* [Short exercise]:
Check each line of the entries below for the string "DisplayUI"; copy every line where it appears.

* * * *

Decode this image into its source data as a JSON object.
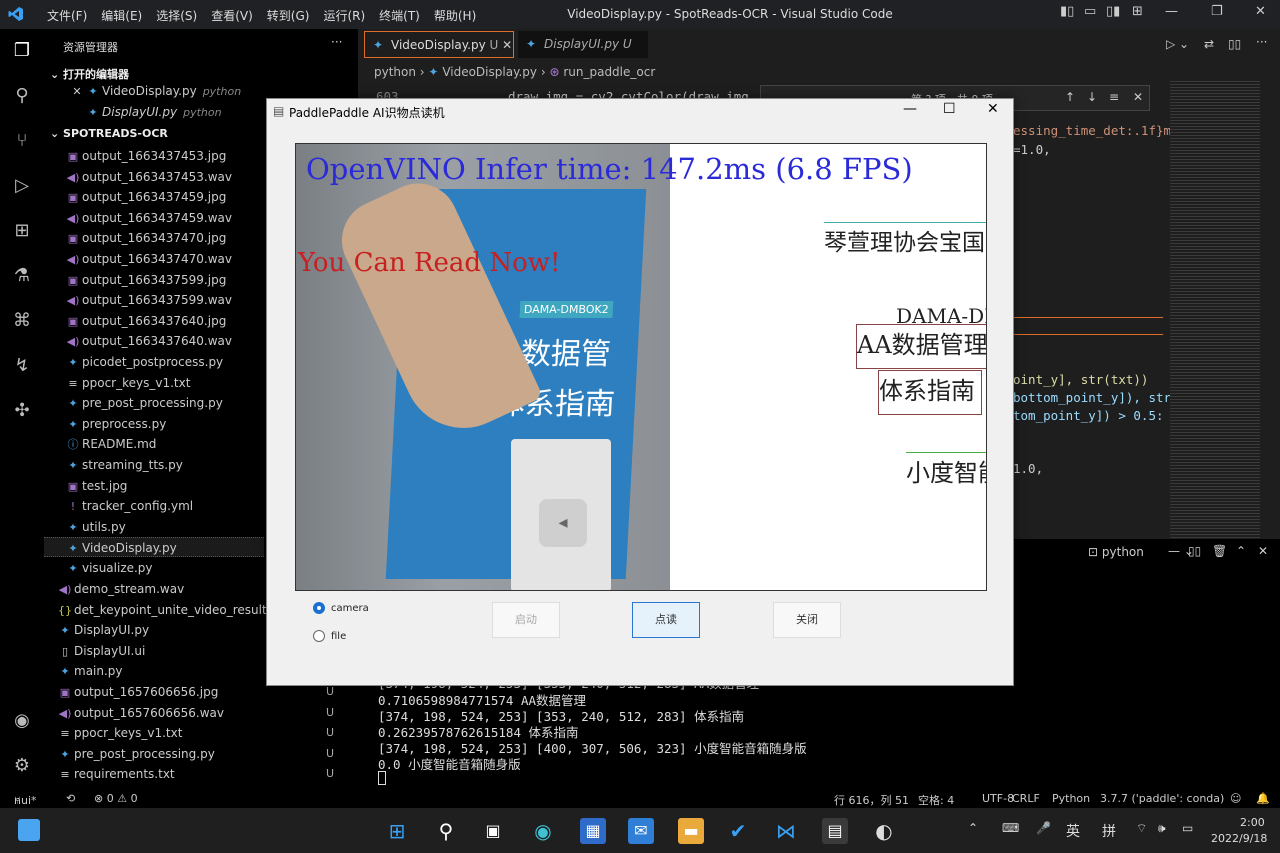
{
  "window": {
    "title": "VideoDisplay.py - SpotReads-OCR - Visual Studio Code",
    "menu": [
      "文件(F)",
      "编辑(E)",
      "选择(S)",
      "查看(V)",
      "转到(G)",
      "运行(R)",
      "终端(T)",
      "帮助(H)"
    ]
  },
  "sidebar": {
    "header": "资源管理器",
    "open_editors_title": "打开的编辑器",
    "open_editors": [
      {
        "name": "VideoDisplay.py",
        "lang": "python"
      },
      {
        "name": "DisplayUI.py",
        "lang": "python"
      }
    ],
    "project_title": "SPOTREADS-OCR",
    "files": [
      {
        "name": "output_1663437453.jpg",
        "icon": "image-icon"
      },
      {
        "name": "output_1663437453.wav",
        "icon": "audio-icon"
      },
      {
        "name": "output_1663437459.jpg",
        "icon": "image-icon"
      },
      {
        "name": "output_1663437459.wav",
        "icon": "audio-icon"
      },
      {
        "name": "output_1663437470.jpg",
        "icon": "image-icon"
      },
      {
        "name": "output_1663437470.wav",
        "icon": "audio-icon"
      },
      {
        "name": "output_1663437599.jpg",
        "icon": "image-icon"
      },
      {
        "name": "output_1663437599.wav",
        "icon": "audio-icon"
      },
      {
        "name": "output_1663437640.jpg",
        "icon": "image-icon"
      },
      {
        "name": "output_1663437640.wav",
        "icon": "audio-icon"
      },
      {
        "name": "picodet_postprocess.py",
        "icon": "python-icon"
      },
      {
        "name": "ppocr_keys_v1.txt",
        "icon": "text-icon"
      },
      {
        "name": "pre_post_processing.py",
        "icon": "python-icon"
      },
      {
        "name": "preprocess.py",
        "icon": "python-icon"
      },
      {
        "name": "README.md",
        "icon": "info-icon"
      },
      {
        "name": "streaming_tts.py",
        "icon": "python-icon"
      },
      {
        "name": "test.jpg",
        "icon": "image-icon"
      },
      {
        "name": "tracker_config.yml",
        "icon": "yaml-icon"
      },
      {
        "name": "utils.py",
        "icon": "python-icon"
      },
      {
        "name": "VideoDisplay.py",
        "icon": "python-icon"
      },
      {
        "name": "visualize.py",
        "icon": "python-icon"
      }
    ],
    "outer_files": [
      {
        "name": "demo_stream.wav",
        "icon": "audio-icon",
        "badge": ""
      },
      {
        "name": "det_keypoint_unite_video_results.json",
        "icon": "json-icon",
        "badge": ""
      },
      {
        "name": "DisplayUI.py",
        "icon": "python-icon",
        "badge": ""
      },
      {
        "name": "DisplayUI.ui",
        "icon": "ui-icon",
        "badge": ""
      },
      {
        "name": "main.py",
        "icon": "python-icon",
        "badge": ""
      },
      {
        "name": "output_1657606656.jpg",
        "icon": "image-icon",
        "badge": "U"
      },
      {
        "name": "output_1657606656.wav",
        "icon": "audio-icon",
        "badge": "U"
      },
      {
        "name": "ppocr_keys_v1.txt",
        "icon": "text-icon",
        "badge": "U"
      },
      {
        "name": "pre_post_processing.py",
        "icon": "python-icon",
        "badge": "U"
      },
      {
        "name": "requirements.txt",
        "icon": "text-icon",
        "badge": "U"
      }
    ]
  },
  "editor": {
    "tabs": [
      {
        "label": "VideoDisplay.py",
        "badge": "U"
      },
      {
        "label": "DisplayUI.py",
        "badge": "U"
      }
    ],
    "breadcrumb": [
      "python",
      "VideoDisplay.py",
      "run_paddle_ocr"
    ],
    "find_result": "第 ? 项，共 0 项",
    "code_lines": [
      {
        "num": "603",
        "text": "draw_img = cv2.cvtColor(draw_img,"
      },
      {
        "num": "",
        "text": "essing_time_det:.1f}m"
      },
      {
        "num": "",
        "text": "=1.0,"
      },
      {
        "num": "",
        "text": "oint_y], str(txt))"
      },
      {
        "num": "",
        "text": "bottom_point_y]), str"
      },
      {
        "num": "",
        "text": "tom_point_y]) > 0.5:"
      },
      {
        "num": "",
        "text": "1.0,"
      }
    ]
  },
  "panel": {
    "terminal_label": "python",
    "lines": [
      "[374, 198, 524, 253] [353, 240, 512, 283] AA数据管理",
      "0.7106598984771574 AA数据管理",
      "[374, 198, 524, 253] [353, 240, 512, 283] 体系指南",
      "0.26239578762615184 体系指南",
      "[374, 198, 524, 253] [400, 307, 506, 323] 小度智能音箱随身版",
      "0.0 小度智能音箱随身版"
    ]
  },
  "statusbar": {
    "branch": "nui*",
    "problems": "⊗ 0 ⚠ 0",
    "position": "行 616，列 51",
    "indent": "空格: 4",
    "encoding": "UTF-8",
    "eol": "CRLF",
    "language": "Python",
    "interpreter": "3.7.7 ('paddle': conda)"
  },
  "taskbar": {
    "time": "2:00",
    "date": "2022/9/18",
    "ime": "英",
    "ime2": "拼"
  },
  "dialog": {
    "title": "PaddlePaddle AI识物点读机",
    "infer_text": "OpenVINO Infer time: 147.2ms (6.8 FPS)",
    "read_text": "You Can Read Now!",
    "ocr_texts": [
      "琴萱理协会宝国会编",
      "DAMA-DMBOK",
      "AA数据管理",
      "体系指南",
      "小度智能"
    ],
    "book_texts": [
      "DAMA-DMBOK2",
      "AA数据管理",
      "体系指南"
    ],
    "radio_camera": "camera",
    "radio_file": "file",
    "btn_start": "启动",
    "btn_read": "点读",
    "btn_close": "关闭"
  }
}
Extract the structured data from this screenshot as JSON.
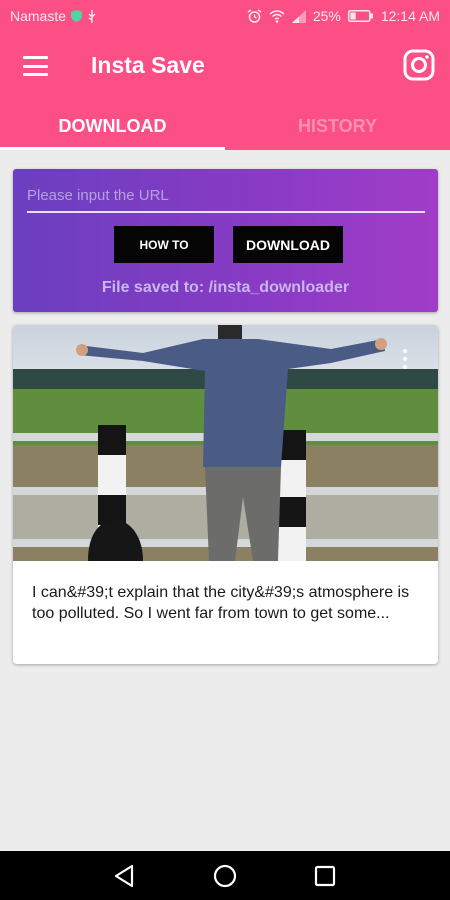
{
  "status_bar": {
    "carrier": "Namaste",
    "battery_percent": "25%",
    "time": "12:14 AM"
  },
  "app_bar": {
    "title": "Insta Save",
    "menu_icon": "hamburger-menu-icon",
    "right_icon": "instagram-icon"
  },
  "tabs": [
    {
      "label": "DOWNLOAD",
      "active": true
    },
    {
      "label": "HISTORY",
      "active": false
    }
  ],
  "url_card": {
    "input_value": "",
    "input_placeholder": "Please input the URL",
    "how_to_label": "HOW TO",
    "download_label": "DOWNLOAD",
    "saved_path_text": "File saved to: /insta_downloader"
  },
  "post": {
    "caption": "I can&#39;t explain that the city&#39;s atmosphere is too polluted. So I went far from town to get some...",
    "more_icon": "more-vertical-icon"
  },
  "nav_bar": {
    "back_icon": "back-icon",
    "home_icon": "home-icon",
    "recents_icon": "recents-icon"
  },
  "colors": {
    "accent": "#fc4f86",
    "card_gradient_start": "#6b3fc0",
    "card_gradient_end": "#a13cc7",
    "background": "#ececec"
  }
}
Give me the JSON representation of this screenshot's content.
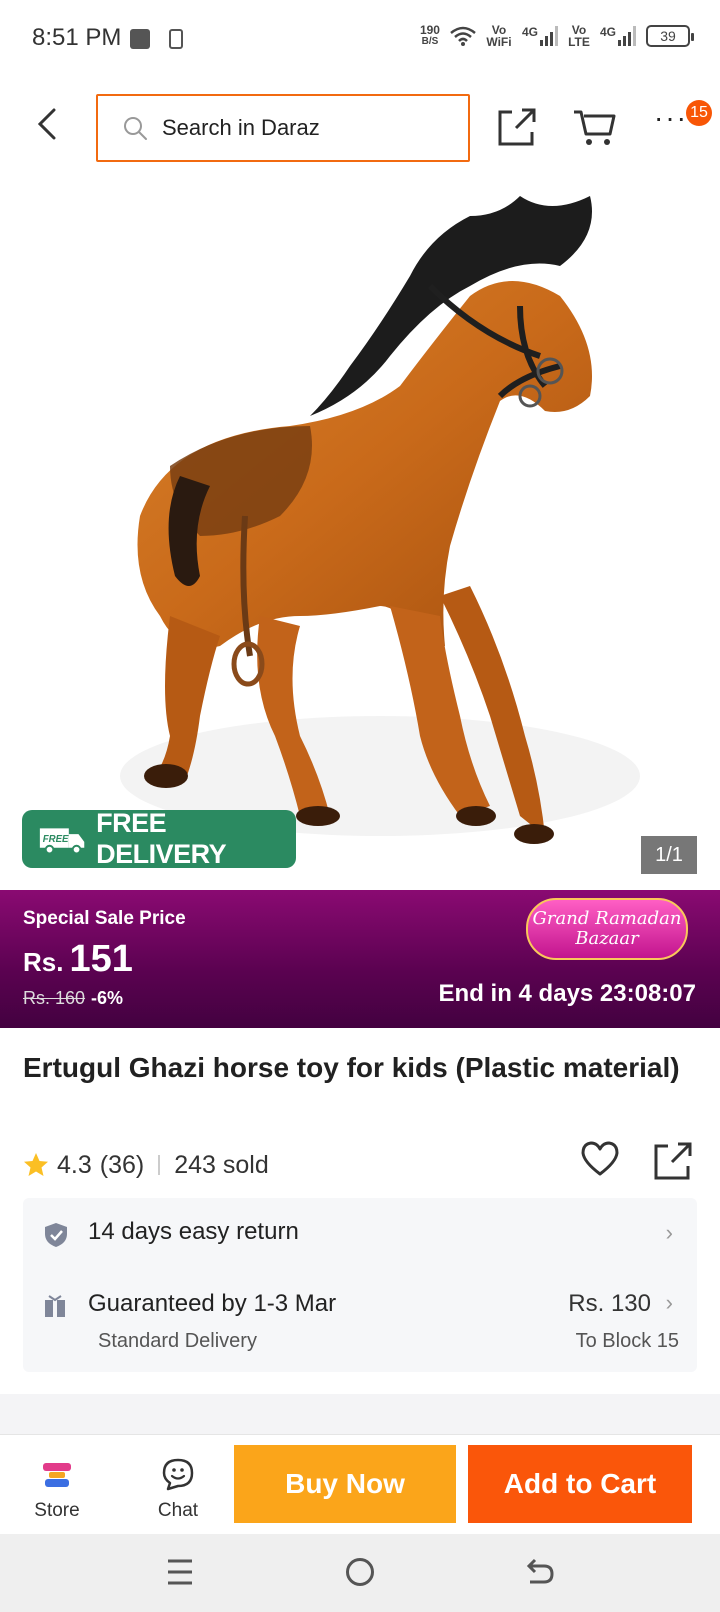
{
  "status_bar": {
    "time": "8:51 PM",
    "net_speed": "190",
    "net_unit": "B/S",
    "vo_wifi": "Vo WiFi",
    "sig1": "4G",
    "vo_lte": "Vo LTE",
    "sig2": "4G",
    "battery": "39"
  },
  "header": {
    "search_placeholder": "Search in Daraz",
    "cart_badge": "15"
  },
  "gallery": {
    "free_delivery": "FREE DELIVERY",
    "free_tag": "FREE",
    "counter": "1/1"
  },
  "sale": {
    "label": "Special Sale Price",
    "currency": "Rs.",
    "price": "151",
    "original_price": "Rs. 160",
    "discount": "-6%",
    "bazaar_line1": "Grand Ramadan",
    "bazaar_line2": "Bazaar",
    "countdown": "End in 4 days 23:08:07"
  },
  "product": {
    "title": "Ertugul Ghazi horse toy for kids (Plastic material)",
    "rating": "4.3",
    "reviews": "(36)",
    "sold": "243 sold"
  },
  "delivery": {
    "return_text": "14 days easy return",
    "guarantee_text": "Guaranteed by 1-3 Mar",
    "delivery_type": "Standard Delivery",
    "delivery_price": "Rs. 130",
    "destination": "To Block 15"
  },
  "actions": {
    "store_label": "Store",
    "chat_label": "Chat",
    "buy_now": "Buy Now",
    "add_to_cart": "Add to Cart"
  },
  "colors": {
    "accent_orange": "#f85606",
    "buy_now_yellow": "#fba51a",
    "free_delivery_green": "#2b8a61",
    "sale_purple": "#6a0560"
  }
}
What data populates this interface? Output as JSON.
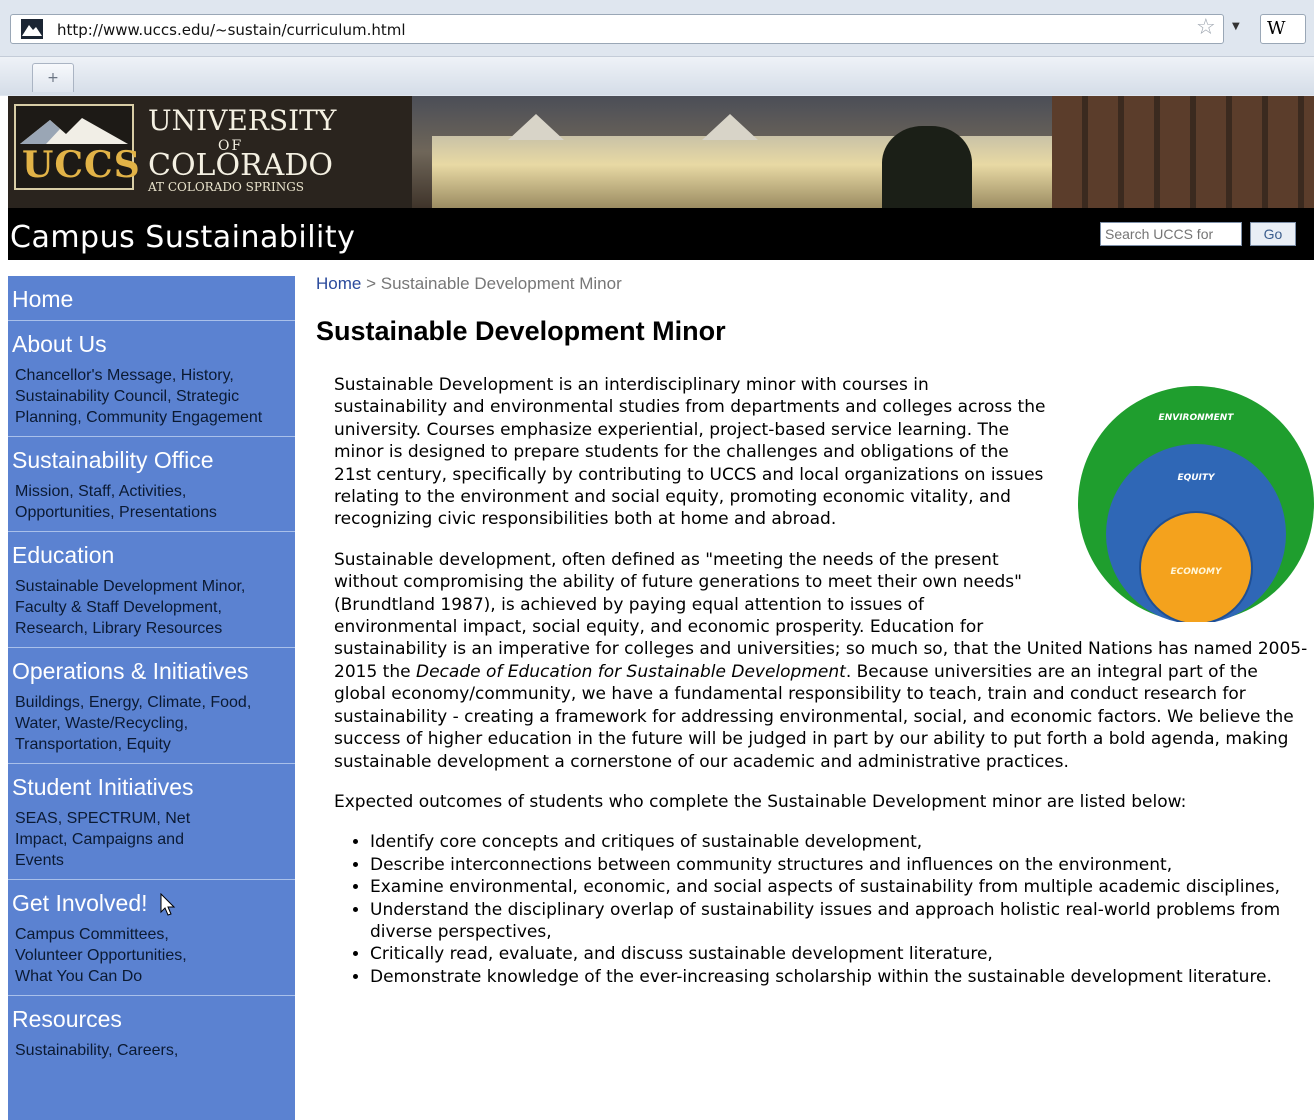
{
  "browser": {
    "url": "http://www.uccs.edu/~sustain/curriculum.html",
    "wiki_label": "W",
    "newtab_label": "+"
  },
  "header": {
    "logo_uccs": "UCCS",
    "logo_university": "UNIVERSITY",
    "logo_of": "OF",
    "logo_colorado": "COLORADO",
    "logo_springs": "AT COLORADO SPRINGS",
    "site_title": "Campus Sustainability",
    "search_placeholder": "Search UCCS for",
    "go_label": "Go"
  },
  "sidebar": [
    {
      "heading": "Home",
      "sub": ""
    },
    {
      "heading": "About Us",
      "sub": "Chancellor's Message, History, Sustainability Council, Strategic Planning, Community Engagement"
    },
    {
      "heading": "Sustainability Office",
      "sub": "Mission, Staff, Activities, Opportunities, Presentations"
    },
    {
      "heading": "Education",
      "sub": "Sustainable Development Minor, Faculty & Staff Development, Research, Library Resources"
    },
    {
      "heading": "Operations & Initiatives",
      "sub": "Buildings, Energy, Climate, Food, Water, Waste/Recycling, Transportation, Equity"
    },
    {
      "heading": "Student Initiatives",
      "sub": "SEAS, SPECTRUM, Net Impact, Campaigns and Events"
    },
    {
      "heading": "Get Involved!",
      "sub": "Campus Committees, Volunteer Opportunities, What You Can Do"
    },
    {
      "heading": "Resources",
      "sub": "Sustainability, Careers,"
    }
  ],
  "main": {
    "breadcrumb_home": "Home",
    "breadcrumb_sep": ">",
    "breadcrumb_current": "Sustainable Development Minor",
    "title": "Sustainable Development Minor",
    "para1": "Sustainable Development is an interdisciplinary minor with courses in sustainability and environmental studies from departments and colleges across the university. Courses emphasize experiential, project-based service learning. The minor is designed to prepare students for the challenges and obligations of the 21st century, specifically by contributing to UCCS and local organizations on issues relating to the environment and social equity, promoting economic vitality, and recognizing civic responsibilities both at home and abroad.",
    "para2_before": "Sustainable development, often defined as \"meeting the needs of the present without compromising the ability of future generations to meet their own needs\" (Brundtland 1987), is achieved by paying equal attention to issues of environmental impact, social equity, and economic prosperity. Education for sustainability is an imperative for colleges and universities; so much so, that the United Nations has named 2005-2015 the ",
    "para2_italic": "Decade of Education for Sustainable Development",
    "para2_after": ". Because universities are an integral part of the global economy/community, we have a fundamental responsibility to teach, train and conduct research for sustainability - creating a framework for addressing environmental, social, and economic factors. We believe the success of higher education in the future will be judged in part by our ability to put forth a bold agenda, making sustainable development a cornerstone of our academic and administrative practices.",
    "outcomes_intro": "Expected outcomes of students who complete the Sustainable Development minor are listed below:",
    "outcomes": [
      "Identify core concepts and critiques of sustainable development,",
      "Describe interconnections between community structures and influences on the environment,",
      "Examine environmental, economic, and social aspects of sustainability from multiple academic disciplines,",
      "Understand the disciplinary overlap of sustainability issues and approach holistic real-world problems from diverse perspectives,",
      "Critically read, evaluate, and discuss sustainable development literature,",
      "Demonstrate knowledge of the ever-increasing scholarship within the sustainable development literature."
    ],
    "diagram": {
      "outer_label": "ENVIRONMENT",
      "middle_label": "EQUITY",
      "inner_label": "ECONOMY",
      "outer_color": "#1f9e2e",
      "middle_color": "#2f67b6",
      "inner_color": "#f4a21d"
    }
  }
}
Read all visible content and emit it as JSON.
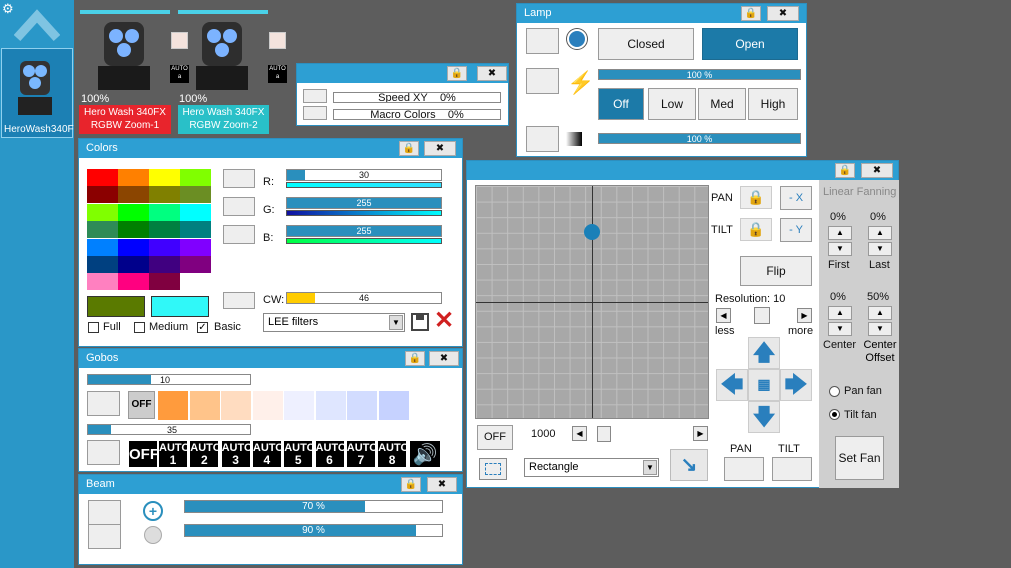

* * * *

* [Full answer]:
        "name": "DisplayUI.py",
        "name": "DisplayUI.py",
        "name": "DisplayUI.ui",
        "label": "DisplayUI.py",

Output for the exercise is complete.